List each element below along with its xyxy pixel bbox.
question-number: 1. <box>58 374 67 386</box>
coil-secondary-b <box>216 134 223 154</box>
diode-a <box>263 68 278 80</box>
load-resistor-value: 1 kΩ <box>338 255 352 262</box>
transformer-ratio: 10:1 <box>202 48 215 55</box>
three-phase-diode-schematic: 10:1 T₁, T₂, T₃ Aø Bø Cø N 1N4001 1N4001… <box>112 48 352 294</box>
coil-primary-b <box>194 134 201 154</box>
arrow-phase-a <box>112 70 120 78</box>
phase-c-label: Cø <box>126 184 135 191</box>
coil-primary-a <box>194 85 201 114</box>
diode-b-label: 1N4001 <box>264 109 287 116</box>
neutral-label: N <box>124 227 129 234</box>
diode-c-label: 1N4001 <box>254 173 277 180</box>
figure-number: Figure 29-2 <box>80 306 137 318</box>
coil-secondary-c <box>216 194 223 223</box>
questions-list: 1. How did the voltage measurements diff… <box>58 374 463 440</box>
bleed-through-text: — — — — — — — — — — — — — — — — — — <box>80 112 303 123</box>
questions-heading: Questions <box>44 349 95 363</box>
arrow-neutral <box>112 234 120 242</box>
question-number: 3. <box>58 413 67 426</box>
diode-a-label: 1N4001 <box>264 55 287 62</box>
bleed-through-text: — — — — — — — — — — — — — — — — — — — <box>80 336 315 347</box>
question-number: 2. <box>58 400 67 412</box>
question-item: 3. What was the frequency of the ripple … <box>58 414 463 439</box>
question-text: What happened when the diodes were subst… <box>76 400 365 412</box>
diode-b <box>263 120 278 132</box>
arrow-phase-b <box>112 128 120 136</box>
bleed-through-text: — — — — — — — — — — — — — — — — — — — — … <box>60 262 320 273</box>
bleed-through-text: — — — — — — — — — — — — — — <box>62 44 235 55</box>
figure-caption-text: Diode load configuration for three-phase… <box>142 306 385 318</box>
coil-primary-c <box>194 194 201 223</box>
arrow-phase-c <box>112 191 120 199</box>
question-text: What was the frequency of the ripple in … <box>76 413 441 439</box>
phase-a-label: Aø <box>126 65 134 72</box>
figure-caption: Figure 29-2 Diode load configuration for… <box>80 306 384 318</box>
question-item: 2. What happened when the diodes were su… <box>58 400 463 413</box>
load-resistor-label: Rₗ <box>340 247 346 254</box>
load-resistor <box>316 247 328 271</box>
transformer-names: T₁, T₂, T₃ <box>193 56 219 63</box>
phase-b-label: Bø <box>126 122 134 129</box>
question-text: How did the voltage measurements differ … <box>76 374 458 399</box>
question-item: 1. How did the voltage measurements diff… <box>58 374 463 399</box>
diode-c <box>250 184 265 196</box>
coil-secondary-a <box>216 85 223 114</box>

***

--- Work instructions ---
Please repeat the lines above, swapping every "1N4001" for "1N4007" and leaving everything else untouched.

--- Solution to this exercise ---
List each element below along with its xyxy pixel bbox.
question-number: 1. <box>58 374 67 386</box>
coil-secondary-b <box>216 134 223 154</box>
diode-a <box>263 68 278 80</box>
load-resistor-value: 1 kΩ <box>338 255 352 262</box>
transformer-ratio: 10:1 <box>202 48 215 55</box>
three-phase-diode-schematic: 10:1 T₁, T₂, T₃ Aø Bø Cø N 1N4007 1N4007… <box>112 48 352 294</box>
coil-primary-b <box>194 134 201 154</box>
arrow-phase-a <box>112 70 120 78</box>
phase-c-label: Cø <box>126 184 135 191</box>
coil-primary-a <box>194 85 201 114</box>
diode-b-label: 1N4007 <box>264 109 287 116</box>
neutral-label: N <box>124 227 129 234</box>
diode-c-label: 1N4007 <box>254 173 277 180</box>
figure-number: Figure 29-2 <box>80 306 137 318</box>
coil-secondary-c <box>216 194 223 223</box>
questions-list: 1. How did the voltage measurements diff… <box>58 374 463 440</box>
bleed-through-text: — — — — — — — — — — — — — — — — — — <box>80 112 303 123</box>
questions-heading: Questions <box>44 349 95 363</box>
arrow-neutral <box>112 234 120 242</box>
question-number: 3. <box>58 413 67 426</box>
diode-a-label: 1N4007 <box>264 55 287 62</box>
bleed-through-text: — — — — — — — — — — — — — — — — — — — <box>80 336 315 347</box>
question-number: 2. <box>58 400 67 412</box>
question-item: 3. What was the frequency of the ripple … <box>58 414 463 439</box>
question-text: What happened when the diodes were subst… <box>76 400 365 412</box>
diode-b <box>263 120 278 132</box>
arrow-phase-b <box>112 128 120 136</box>
bleed-through-text: — — — — — — — — — — — — — — — — — — — — … <box>60 262 320 273</box>
bleed-through-text: — — — — — — — — — — — — — — <box>62 44 235 55</box>
figure-caption-text: Diode load configuration for three-phase… <box>142 306 385 318</box>
coil-primary-c <box>194 194 201 223</box>
arrow-phase-c <box>112 191 120 199</box>
question-text: What was the frequency of the ripple in … <box>76 413 441 439</box>
phase-a-label: Aø <box>126 65 134 72</box>
figure-caption: Figure 29-2 Diode load configuration for… <box>80 306 384 318</box>
question-item: 2. What happened when the diodes were su… <box>58 400 463 413</box>
load-resistor-label: Rₗ <box>340 247 346 254</box>
load-resistor <box>316 247 328 271</box>
transformer-names: T₁, T₂, T₃ <box>193 56 219 63</box>
phase-b-label: Bø <box>126 122 134 129</box>
question-text: How did the voltage measurements differ … <box>76 374 458 399</box>
question-item: 1. How did the voltage measurements diff… <box>58 374 463 399</box>
diode-c <box>250 184 265 196</box>
coil-secondary-a <box>216 85 223 114</box>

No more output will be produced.